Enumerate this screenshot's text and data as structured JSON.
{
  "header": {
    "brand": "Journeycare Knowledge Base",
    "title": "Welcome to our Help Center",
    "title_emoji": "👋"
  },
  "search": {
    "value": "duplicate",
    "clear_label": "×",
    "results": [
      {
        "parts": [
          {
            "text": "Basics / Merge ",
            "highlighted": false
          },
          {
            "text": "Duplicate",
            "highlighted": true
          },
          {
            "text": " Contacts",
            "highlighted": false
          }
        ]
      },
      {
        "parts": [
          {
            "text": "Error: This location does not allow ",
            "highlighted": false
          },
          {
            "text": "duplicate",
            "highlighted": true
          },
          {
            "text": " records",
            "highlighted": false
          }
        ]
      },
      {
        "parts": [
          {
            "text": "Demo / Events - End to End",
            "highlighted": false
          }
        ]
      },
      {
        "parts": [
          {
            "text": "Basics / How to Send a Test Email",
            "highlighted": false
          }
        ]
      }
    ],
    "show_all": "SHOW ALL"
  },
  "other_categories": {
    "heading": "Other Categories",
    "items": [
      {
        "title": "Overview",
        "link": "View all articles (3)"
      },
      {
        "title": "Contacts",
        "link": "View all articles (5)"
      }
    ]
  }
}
━━━━━━━━━━━━━━━━
• [Instructions for the task]:
Where a line contains "text", copy that line.

• [Exercise solution]:
Enumerate this screenshot's text and data as structured JSON.
            "text": "Basics / Merge ",
            "text": "Duplicate",
            "text": " Contacts",
            "text": "Error: This location does not allow ",
            "text": "duplicate",
            "text": " records",
            "text": "Demo / Events - End to End",
            "text": "Basics / How to Send a Test Email",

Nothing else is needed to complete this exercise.